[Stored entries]
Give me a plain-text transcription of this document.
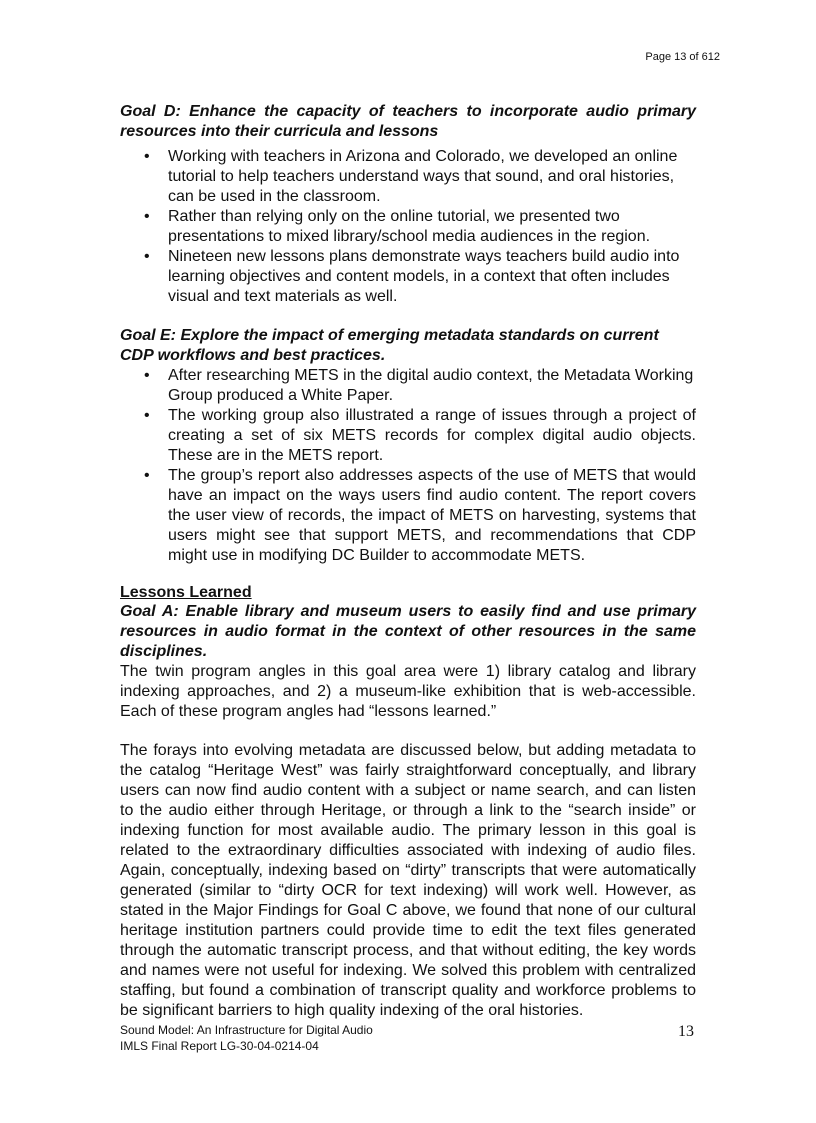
Page 13 of 612
Goal D: Enhance the capacity of teachers to incorporate audio primary
resources into their curricula and lessons
• Working with teachers in Arizona and Colorado, we developed an online
tutorial to help teachers understand ways that sound, and oral histories,
can be used in the classroom.
• Rather than relying only on the online tutorial, we presented two
presentations to mixed library/school media audiences in the region.
• Nineteen new lessons plans demonstrate ways teachers build audio into
learning objectives and content models, in a context that often includes
visual and text materials as well.
Goal E: Explore the impact of emerging metadata standards on current
CDP workflows and best practices.
• After researching METS in the digital audio context, the Metadata Working
Group produced a White Paper.
• The working group also illustrated a range of issues through a project of
creating a set of six METS records for complex digital audio objects.
These are in the METS report.
• The group’s report also addresses aspects of the use of METS that would
have an impact on the ways users find audio content. The report covers
the user view of records, the impact of METS on harvesting, systems that
users might see that support METS, and recommendations that CDP
might use in modifying DC Builder to accommodate METS.
Lessons Learned
Goal A: Enable library and museum users to easily find and use primary
resources in audio format in the context of other resources in the same
disciplines.
The twin program angles in this goal area were 1) library catalog and library
indexing approaches, and 2) a museum-like exhibition that is web-accessible.
Each of these program angles had “lessons learned.”
The forays into evolving metadata are discussed below, but adding metadata to
the catalog “Heritage West” was fairly straightforward conceptually, and library
users can now find audio content with a subject or name search, and can listen
to the audio either through Heritage, or through a link to the “search inside” or
indexing function for most available audio. The primary lesson in this goal is
related to the extraordinary difficulties associated with indexing of audio files.
Again, conceptually, indexing based on “dirty” transcripts that were automatically
generated (similar to “dirty OCR for text indexing) will work well. However, as
stated in the Major Findings for Goal C above, we found that none of our cultural
heritage institution partners could provide time to edit the text files generated
through the automatic transcript process, and that without editing, the key words
and names were not useful for indexing. We solved this problem with centralized
staffing, but found a combination of transcript quality and workforce problems to
be significant barriers to high quality indexing of the oral histories.
Sound Model: An Infrastructure for Digital Audio
IMLS Final Report LG-30-04-0214-04
13
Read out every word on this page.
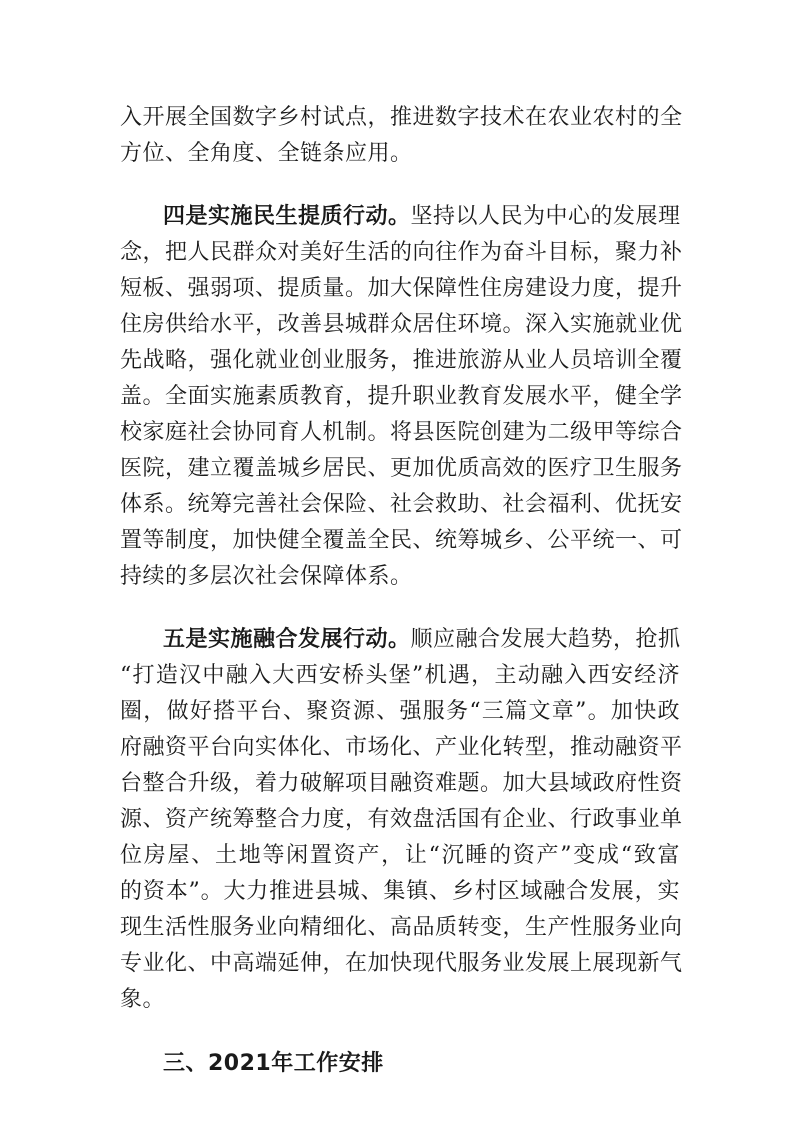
入开展全国数字乡村试点，推进数字技术在农业农村的全
方位、全角度、全链条应用。
四是实施民生提质行动。坚持以人民为中心的发展理
念，把人民群众对美好生活的向往作为奋斗目标，聚力补
短板、强弱项、提质量。加大保障性住房建设力度，提升
住房供给水平，改善县城群众居住环境。深入实施就业优
先战略，强化就业创业服务，推进旅游从业人员培训全覆
盖。全面实施素质教育，提升职业教育发展水平，健全学
校家庭社会协同育人机制。将县医院创建为二级甲等综合
医院，建立覆盖城乡居民、更加优质高效的医疗卫生服务
体系。统筹完善社会保险、社会救助、社会福利、优抚安
置等制度，加快健全覆盖全民、统筹城乡、公平统一、可
持续的多层次社会保障体系。
五是实施融合发展行动。顺应融合发展大趋势，抢抓
“打造汉中融入大西安桥头堡”机遇，主动融入西安经济
圈，做好搭平台、聚资源、强服务“三篇文章”。加快政
府融资平台向实体化、市场化、产业化转型，推动融资平
台整合升级，着力破解项目融资难题。加大县域政府性资
源、资产统筹整合力度，有效盘活国有企业、行政事业单
位房屋、土地等闲置资产，让“沉睡的资产”变成“致富
的资本”。大力推进县城、集镇、乡村区域融合发展，实
现生活性服务业向精细化、高品质转变，生产性服务业向
专业化、中高端延伸，在加快现代服务业发展上展现新气
象。
三、2021年工作安排
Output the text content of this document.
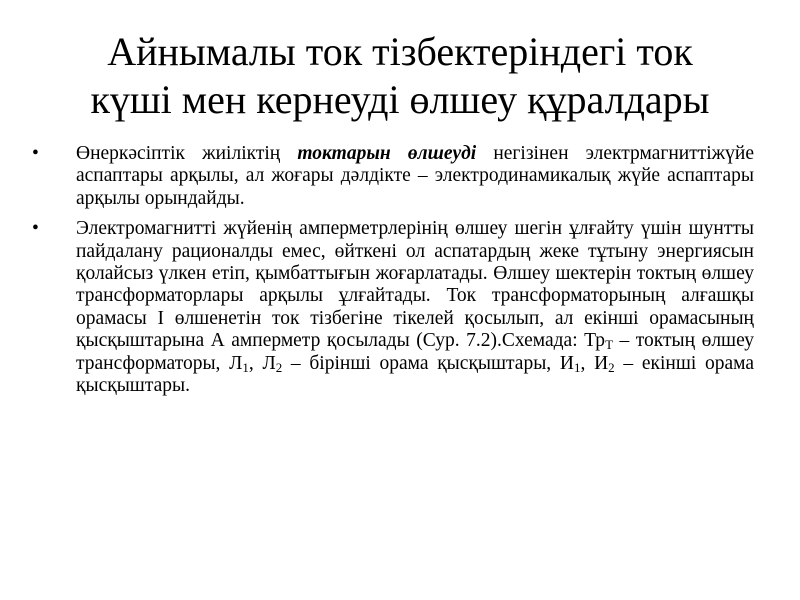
Айнымалы ток тізбектеріндегі ток
күші мен кернеуді өлшеу құралдары
• Өнеркәсіптік жиіліктің токтарын өлшеуді негізінен электрмагниттіжүйе аспаптары арқылы, ал жоғары дәлдікте – электродинамикалық жүйе аспаптары арқылы орындайды.
• Электромагнитті жүйенің амперметрлерінің өлшеу шегін ұлғайту үшін шунтты пайдалану рационалды емес, өйткені ол аспатардың жеке тұтыну энергиясын қолайсыз үлкен етіп, қымбаттығын жоғарлатады. Өлшеу шектерін токтың өлшеу трансформаторлары арқылы ұлғайтады. Ток трансформаторының алғашқы орамасы I өлшенетін ток тізбегіне тікелей қосылып, ал екінші орамасының қысқыштарына А амперметр қосылады (Сур. 7.2).Схемада: $Тр_Т$ – токтың өлшеу трансформаторы, $Л_1$, $Л_2$ – бірінші орама қысқыштары, $И_1$, $И_2$ – екінші орама қысқыштары.
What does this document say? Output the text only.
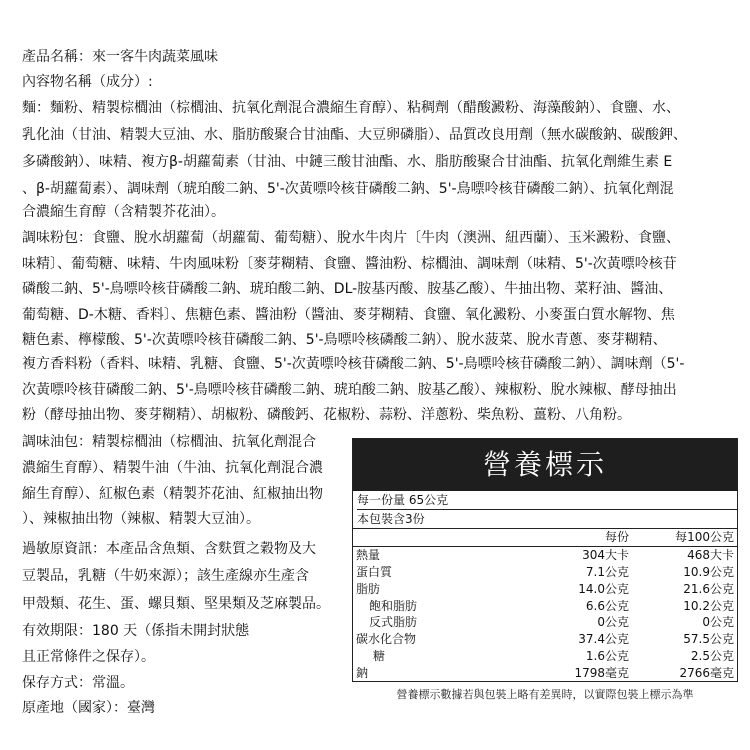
產品名稱：來一客牛肉蔬菜風味
內容物名稱（成分）:
麵：麵粉、精製棕櫚油（棕櫚油、抗氧化劑混合濃縮生育醇）、粘稠劑（醋酸澱粉、海藻酸鈉）、食鹽、水、
乳化油（甘油、精製大豆油、水、脂肪酸聚合甘油酯、大豆卵磷脂）、品質改良用劑（無水碳酸鈉、碳酸鉀、
多磷酸鈉）、味精、複方β-胡蘿蔔素（甘油、中鏈三酸甘油酯、水、脂肪酸聚合甘油酯、抗氧化劑維生素 E
、β-胡蘿蔔素）、調味劑（琥珀酸二鈉、5'-次黃嘌呤核苷磷酸二鈉、5'-鳥嘌呤核苷磷酸二鈉）、抗氧化劑混
合濃縮生育醇（含精製芥花油）。
調味粉包：食鹽、脫水胡蘿蔔（胡蘿蔔、葡萄糖）、脫水牛肉片〔牛肉（澳洲、紐西蘭）、玉米澱粉、食鹽、
味精〕、葡萄糖、味精、牛肉風味粉〔麥芽糊精、食鹽、醬油粉、棕櫚油、調味劑（味精、5'-次黃嘌呤核苷
磷酸二鈉、5'-鳥嘌呤核苷磷酸二鈉、琥珀酸二鈉、DL-胺基丙酸、胺基乙酸）、牛抽出物、菜籽油、醬油、
葡萄糖、D-木糖、香料〕、焦糖色素、醬油粉（醬油、麥芽糊精、食鹽、氧化澱粉、小麥蛋白質水解物、焦
糖色素、檸檬酸、5'-次黃嘌呤核苷磷酸二鈉、5'-鳥嘌呤核磷酸二鈉）、脫水菠菜、脫水青蔥、麥芽糊精、
複方香料粉（香料、味精、乳糖、食鹽、5'-次黃嘌呤核苷磷酸二鈉、5'-鳥嘌呤核苷磷酸二鈉）、調味劑（5'-
次黃嘌呤核苷磷酸二鈉、5'-鳥嘌呤核苷磷酸二鈉、琥珀酸二鈉、胺基乙酸）、辣椒粉、脫水辣椒、酵母抽出
粉（酵母抽出物、麥芽糊精）、胡椒粉、磷酸鈣、花椒粉、蒜粉、洋蔥粉、柴魚粉、薑粉、八角粉。
調味油包：精製棕櫚油（棕櫚油、抗氧化劑混合
濃縮生育醇）、精製牛油（牛油、抗氧化劑混合濃
縮生育醇）、紅椒色素（精製芥花油、紅椒抽出物
）、辣椒抽出物（辣椒、精製大豆油）。
過敏原資訊：本產品含魚類、含麩質之穀物及大
豆製品，乳糖（牛奶來源）；該生產線亦生產含
甲殼類、花生、蛋、螺貝類、堅果類及芝麻製品。
有效期限：180 天（係指未開封狀態
且正常條件之保存）。
保存方式：常溫。
原產地（國家）：臺灣
營養標示
每一份量 65公克
本包裝含3份
	每份	每100公克
熱量	304大卡	468大卡
蛋白質	7.1公克	10.9公克
脂肪	14.0公克	21.6公克
飽和脂肪	6.6公克	10.2公克
反式脂肪	0公克	0公克
碳水化合物	37.4公克	57.5公克
糖	1.6公克	2.5公克
鈉	1798毫克	2766毫克
營養標示數據若與包裝上略有差異時，以實際包裝上標示為準
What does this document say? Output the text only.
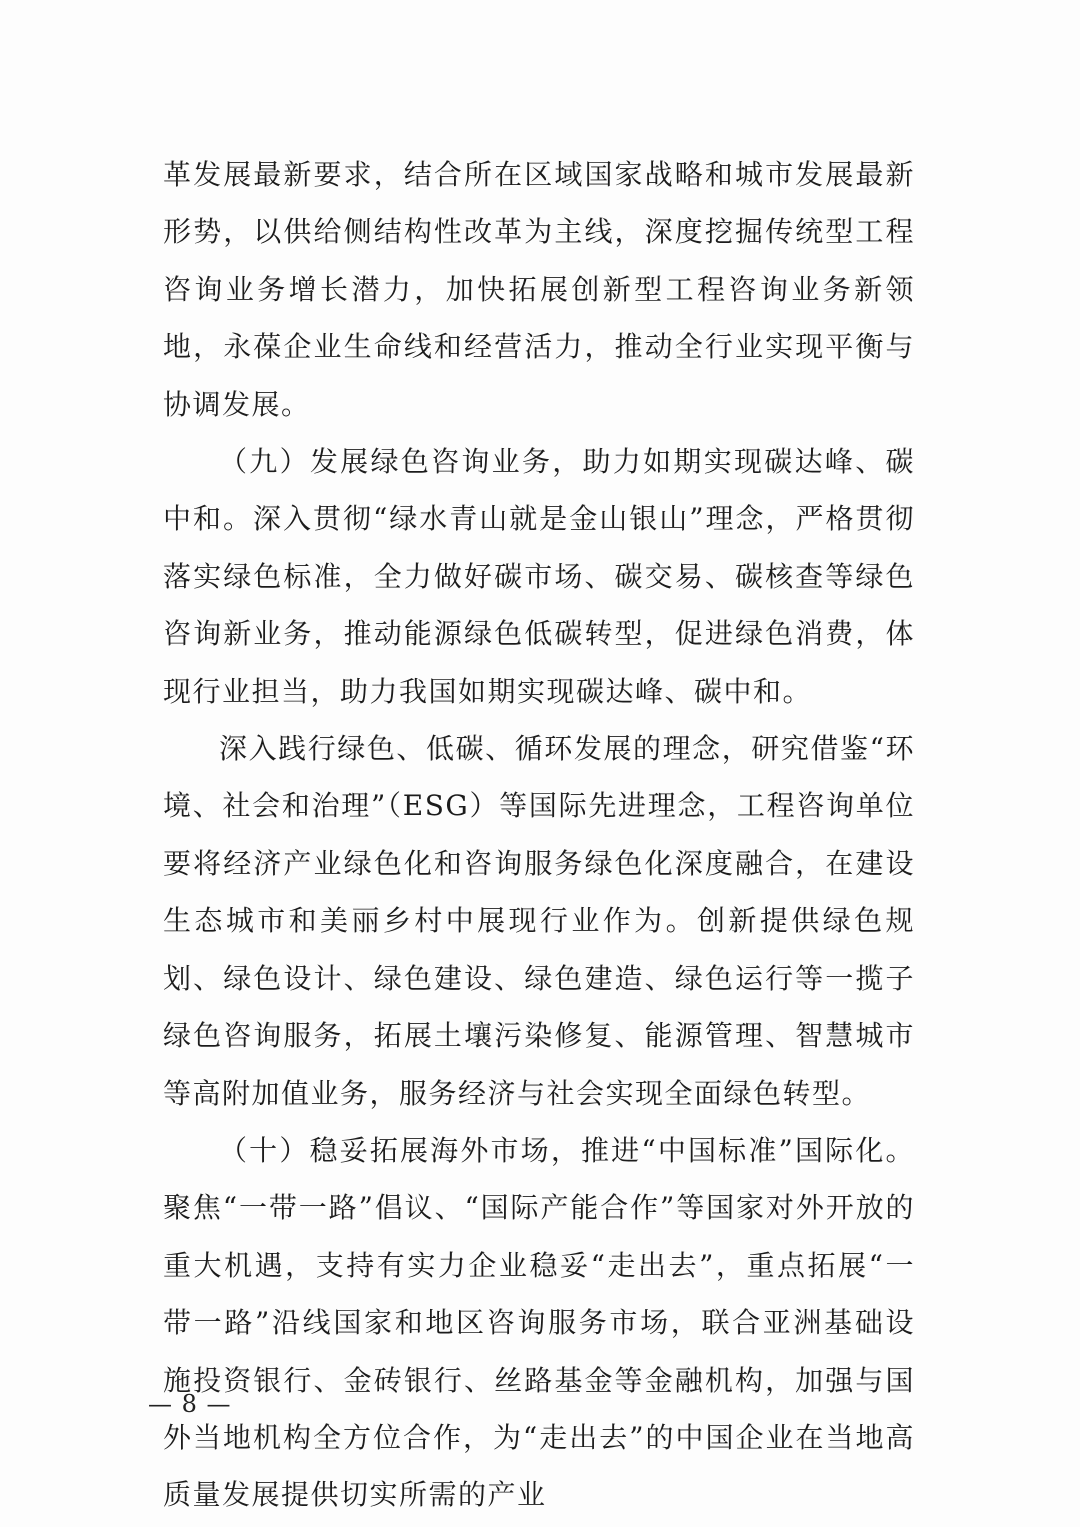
革发展最新要求，结合所在区域国家战略和城市发展最新形势，以供给侧结构性改革为主线，深度挖掘传统型工程咨询业务增长潜力，加快拓展创新型工程咨询业务新领地，永葆企业生命线和经营活力，推动全行业实现平衡与协调发展。

（九）发展绿色咨询业务，助力如期实现碳达峰、碳中和。深入贯彻“绿水青山就是金山银山”理念，严格贯彻落实绿色标准，全力做好碳市场、碳交易、碳核查等绿色咨询新业务，推动能源绿色低碳转型，促进绿色消费，体现行业担当，助力我国如期实现碳达峰、碳中和。

深入践行绿色、低碳、循环发展的理念，研究借鉴“环境、社会和治理”（ESG）等国际先进理念，工程咨询单位要将经济产业绿色化和咨询服务绿色化深度融合，在建设生态城市和美丽乡村中展现行业作为。创新提供绿色规划、绿色设计、绿色建设、绿色建造、绿色运行等一揽子绿色咨询服务，拓展土壤污染修复、能源管理、智慧城市等高附加值业务，服务经济与社会实现全面绿色转型。

（十）稳妥拓展海外市场，推进“中国标准”国际化。聚焦“一带一路”倡议、“国际产能合作”等国家对外开放的重大机遇，支持有实力企业稳妥“走出去”，重点拓展“一带一路”沿线国家和地区咨询服务市场，联合亚洲基础设施投资银行、金砖银行、丝路基金等金融机构，加强与国外当地机构全方位合作，为“走出去”的中国企业在当地高质量发展提供切实所需的产业

— 8 —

What the task requires:
From the material above, count the lines that include "might" and give only the total.

Correct output:
2